▸ Task brief
Return each line containing "label".

::: Exercise inputs

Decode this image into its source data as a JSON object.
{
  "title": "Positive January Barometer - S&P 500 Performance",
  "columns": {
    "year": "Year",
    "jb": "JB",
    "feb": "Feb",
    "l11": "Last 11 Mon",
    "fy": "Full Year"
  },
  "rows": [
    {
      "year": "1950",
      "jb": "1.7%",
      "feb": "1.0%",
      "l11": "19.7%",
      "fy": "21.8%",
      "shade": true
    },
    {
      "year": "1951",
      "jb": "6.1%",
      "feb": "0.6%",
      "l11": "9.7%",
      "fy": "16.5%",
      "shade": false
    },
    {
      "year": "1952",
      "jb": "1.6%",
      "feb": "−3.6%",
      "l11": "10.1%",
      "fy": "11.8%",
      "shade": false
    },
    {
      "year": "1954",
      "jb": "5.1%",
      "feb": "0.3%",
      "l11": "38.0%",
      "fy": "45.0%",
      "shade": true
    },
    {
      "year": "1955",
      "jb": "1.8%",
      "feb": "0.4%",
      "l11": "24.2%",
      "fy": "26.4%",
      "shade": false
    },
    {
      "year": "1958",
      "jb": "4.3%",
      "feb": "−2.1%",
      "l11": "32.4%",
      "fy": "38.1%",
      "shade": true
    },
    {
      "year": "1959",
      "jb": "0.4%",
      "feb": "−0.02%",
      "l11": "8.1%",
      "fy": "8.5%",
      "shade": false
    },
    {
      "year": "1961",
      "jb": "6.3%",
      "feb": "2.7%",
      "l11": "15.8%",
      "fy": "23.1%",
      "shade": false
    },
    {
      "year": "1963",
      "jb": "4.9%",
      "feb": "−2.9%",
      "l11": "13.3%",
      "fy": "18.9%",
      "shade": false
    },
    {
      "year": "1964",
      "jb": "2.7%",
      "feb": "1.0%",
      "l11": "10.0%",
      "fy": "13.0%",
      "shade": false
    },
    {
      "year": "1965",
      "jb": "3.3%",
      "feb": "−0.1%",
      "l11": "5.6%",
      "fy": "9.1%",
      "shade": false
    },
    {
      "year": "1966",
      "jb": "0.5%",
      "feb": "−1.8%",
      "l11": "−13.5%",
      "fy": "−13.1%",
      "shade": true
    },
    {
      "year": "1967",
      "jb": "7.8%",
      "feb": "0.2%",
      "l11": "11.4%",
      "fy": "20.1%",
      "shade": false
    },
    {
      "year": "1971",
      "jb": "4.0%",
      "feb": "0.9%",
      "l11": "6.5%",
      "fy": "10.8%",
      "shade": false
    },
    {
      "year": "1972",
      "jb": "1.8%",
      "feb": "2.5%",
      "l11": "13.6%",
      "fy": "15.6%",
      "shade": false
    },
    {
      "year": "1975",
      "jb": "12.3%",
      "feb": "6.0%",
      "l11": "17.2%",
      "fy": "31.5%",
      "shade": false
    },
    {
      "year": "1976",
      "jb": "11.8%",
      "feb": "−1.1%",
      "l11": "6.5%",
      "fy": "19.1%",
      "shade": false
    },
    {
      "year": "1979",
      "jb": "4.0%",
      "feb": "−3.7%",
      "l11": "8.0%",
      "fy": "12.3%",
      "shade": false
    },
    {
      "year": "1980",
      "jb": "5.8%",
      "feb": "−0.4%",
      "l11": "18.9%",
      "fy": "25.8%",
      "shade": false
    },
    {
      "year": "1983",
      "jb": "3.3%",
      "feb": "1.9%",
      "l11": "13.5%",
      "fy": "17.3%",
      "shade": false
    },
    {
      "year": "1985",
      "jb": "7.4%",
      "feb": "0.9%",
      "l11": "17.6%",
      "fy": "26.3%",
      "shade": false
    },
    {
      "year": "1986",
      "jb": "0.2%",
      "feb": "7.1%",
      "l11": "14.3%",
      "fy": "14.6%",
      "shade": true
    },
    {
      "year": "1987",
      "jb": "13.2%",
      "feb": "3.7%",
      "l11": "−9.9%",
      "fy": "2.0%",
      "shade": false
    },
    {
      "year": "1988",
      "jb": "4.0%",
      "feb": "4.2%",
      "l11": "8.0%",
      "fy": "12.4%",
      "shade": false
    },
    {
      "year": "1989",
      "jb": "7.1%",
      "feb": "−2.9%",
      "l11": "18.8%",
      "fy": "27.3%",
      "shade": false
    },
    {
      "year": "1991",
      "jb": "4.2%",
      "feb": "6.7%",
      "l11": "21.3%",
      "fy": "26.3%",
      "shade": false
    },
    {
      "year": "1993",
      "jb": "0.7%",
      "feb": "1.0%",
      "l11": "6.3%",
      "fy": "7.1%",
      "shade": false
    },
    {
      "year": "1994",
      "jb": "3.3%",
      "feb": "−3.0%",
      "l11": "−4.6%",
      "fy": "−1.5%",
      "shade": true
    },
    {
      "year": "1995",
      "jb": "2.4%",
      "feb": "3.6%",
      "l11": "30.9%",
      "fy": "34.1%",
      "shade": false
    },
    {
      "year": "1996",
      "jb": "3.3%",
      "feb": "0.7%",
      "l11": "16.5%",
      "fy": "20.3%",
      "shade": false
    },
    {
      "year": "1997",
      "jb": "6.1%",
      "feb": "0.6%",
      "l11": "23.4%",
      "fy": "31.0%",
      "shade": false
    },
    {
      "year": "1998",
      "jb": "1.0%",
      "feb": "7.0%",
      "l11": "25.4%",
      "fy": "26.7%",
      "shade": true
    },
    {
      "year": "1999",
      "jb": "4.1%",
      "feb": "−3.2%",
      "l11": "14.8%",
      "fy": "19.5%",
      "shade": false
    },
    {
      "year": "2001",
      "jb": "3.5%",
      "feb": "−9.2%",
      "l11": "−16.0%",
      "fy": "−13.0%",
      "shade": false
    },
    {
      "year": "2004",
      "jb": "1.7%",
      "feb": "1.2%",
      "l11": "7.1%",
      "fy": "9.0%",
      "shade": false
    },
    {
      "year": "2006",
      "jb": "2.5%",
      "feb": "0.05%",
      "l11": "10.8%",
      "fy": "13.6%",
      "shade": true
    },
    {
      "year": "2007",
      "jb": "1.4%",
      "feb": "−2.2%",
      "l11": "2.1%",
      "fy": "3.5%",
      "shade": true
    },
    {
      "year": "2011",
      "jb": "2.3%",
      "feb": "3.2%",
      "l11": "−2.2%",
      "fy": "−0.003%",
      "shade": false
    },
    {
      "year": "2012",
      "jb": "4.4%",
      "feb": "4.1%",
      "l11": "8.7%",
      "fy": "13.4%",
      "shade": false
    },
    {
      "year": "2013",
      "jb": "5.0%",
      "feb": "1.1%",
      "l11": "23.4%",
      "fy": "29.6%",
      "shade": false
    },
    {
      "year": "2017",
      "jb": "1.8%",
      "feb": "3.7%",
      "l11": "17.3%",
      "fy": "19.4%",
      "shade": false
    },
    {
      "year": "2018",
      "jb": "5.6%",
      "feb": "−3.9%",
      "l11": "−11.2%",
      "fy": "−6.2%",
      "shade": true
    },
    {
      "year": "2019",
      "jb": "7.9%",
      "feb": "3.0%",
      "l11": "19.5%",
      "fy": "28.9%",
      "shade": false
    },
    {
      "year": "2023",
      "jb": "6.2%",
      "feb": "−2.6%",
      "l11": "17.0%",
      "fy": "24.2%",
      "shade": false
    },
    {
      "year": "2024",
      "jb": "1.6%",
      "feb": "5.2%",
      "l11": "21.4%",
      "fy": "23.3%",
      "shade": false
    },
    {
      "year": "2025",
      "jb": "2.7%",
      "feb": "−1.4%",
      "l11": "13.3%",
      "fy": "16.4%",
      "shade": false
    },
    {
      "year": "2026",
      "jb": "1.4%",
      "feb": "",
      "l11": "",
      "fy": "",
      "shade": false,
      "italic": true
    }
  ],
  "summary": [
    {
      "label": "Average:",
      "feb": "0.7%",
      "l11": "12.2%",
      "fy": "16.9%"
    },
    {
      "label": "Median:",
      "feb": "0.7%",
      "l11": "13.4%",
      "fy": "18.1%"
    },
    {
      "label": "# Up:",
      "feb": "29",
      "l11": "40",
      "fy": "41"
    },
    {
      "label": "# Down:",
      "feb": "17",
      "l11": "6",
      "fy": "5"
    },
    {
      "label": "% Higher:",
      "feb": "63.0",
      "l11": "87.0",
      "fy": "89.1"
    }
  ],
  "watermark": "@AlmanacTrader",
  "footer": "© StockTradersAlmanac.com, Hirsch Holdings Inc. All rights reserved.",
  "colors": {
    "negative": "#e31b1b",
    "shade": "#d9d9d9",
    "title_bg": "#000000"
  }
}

::::::

▸ Complete answer
      "label": "Average:",
      "label": "Median:",
      "label": "# Up:",
      "label": "# Down:",
      "label": "% Higher:",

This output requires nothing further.